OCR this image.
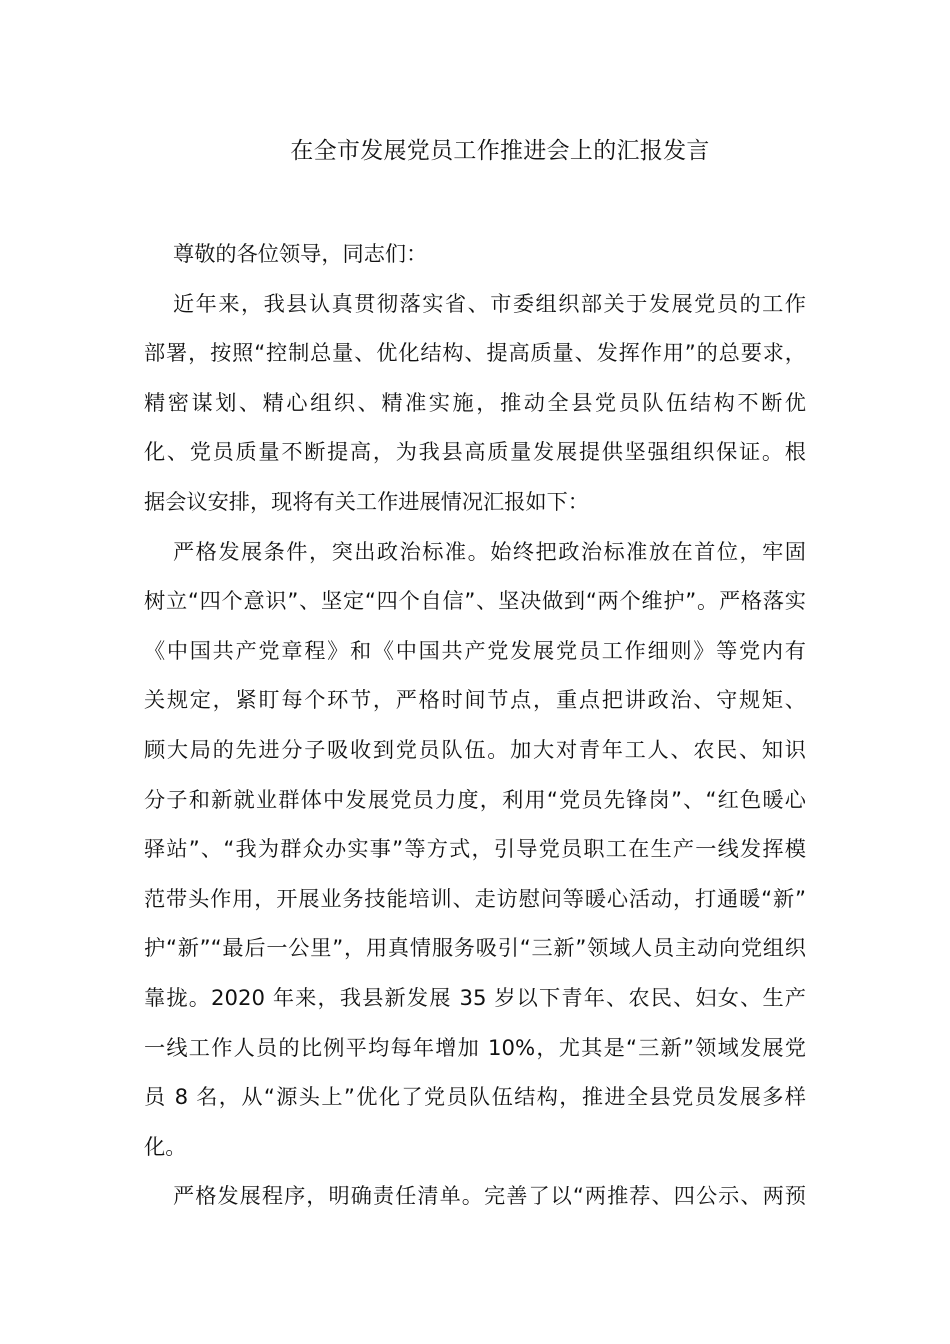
在全市发展党员工作推进会上的汇报发言
尊敬的各位领导，同志们：
近年来，我县认真贯彻落实省、市委组织部关于发展党员的工作
部署，按照“控制总量、优化结构、提高质量、发挥作用”的总要求，
精密谋划、精心组织、精准实施，推动全县党员队伍结构不断优
化、党员质量不断提高，为我县高质量发展提供坚强组织保证。根
据会议安排，现将有关工作进展情况汇报如下：
严格发展条件，突出政治标准。始终把政治标准放在首位，牢固
树立“四个意识”、坚定“四个自信”、坚决做到“两个维护”。严格落实
《中国共产党章程》和《中国共产党发展党员工作细则》等党内有
关规定，紧盯每个环节，严格时间节点，重点把讲政治、守规矩、
顾大局的先进分子吸收到党员队伍。加大对青年工人、农民、知识
分子和新就业群体中发展党员力度，利用“党员先锋岗”、“红色暖心
驿站”、“我为群众办实事”等方式，引导党员职工在生产一线发挥模
范带头作用，开展业务技能培训、走访慰问等暖心活动，打通暖“新”
护“新”“最后一公里”，用真情服务吸引“三新”领域人员主动向党组织
靠拢。2020 年来，我县新发展 35 岁以下青年、农民、妇女、生产
一线工作人员的比例平均每年增加 10%，尤其是“三新”领域发展党
员 8 名，从“源头上”优化了党员队伍结构，推进全县党员发展多样
化。
严格发展程序，明确责任清单。完善了以“两推荐、四公示、两预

----------

_EXERCISE:_ Every record above should come back exactly, but without its pictures.

_FINAL ANSWER:_
OCR this image.
在全市发展党员工作推进会上的汇报发言
尊敬的各位领导，同志们：
近年来，我县认真贯彻落实省、市委组织部关于发展党员的工作
部署，按照“控制总量、优化结构、提高质量、发挥作用”的总要求，
精密谋划、精心组织、精准实施，推动全县党员队伍结构不断优
化、党员质量不断提高，为我县高质量发展提供坚强组织保证。根
据会议安排，现将有关工作进展情况汇报如下：
严格发展条件，突出政治标准。始终把政治标准放在首位，牢固
树立“四个意识”、坚定“四个自信”、坚决做到“两个维护”。严格落实
《中国共产党章程》和《中国共产党发展党员工作细则》等党内有
关规定，紧盯每个环节，严格时间节点，重点把讲政治、守规矩、
顾大局的先进分子吸收到党员队伍。加大对青年工人、农民、知识
分子和新就业群体中发展党员力度，利用“党员先锋岗”、“红色暖心
驿站”、“我为群众办实事”等方式，引导党员职工在生产一线发挥模
范带头作用，开展业务技能培训、走访慰问等暖心活动，打通暖“新”
护“新”“最后一公里”，用真情服务吸引“三新”领域人员主动向党组织
靠拢。2020 年来，我县新发展 35 岁以下青年、农民、妇女、生产
一线工作人员的比例平均每年增加 10%，尤其是“三新”领域发展党
员 8 名，从“源头上”优化了党员队伍结构，推进全县党员发展多样
化。
严格发展程序，明确责任清单。完善了以“两推荐、四公示、两预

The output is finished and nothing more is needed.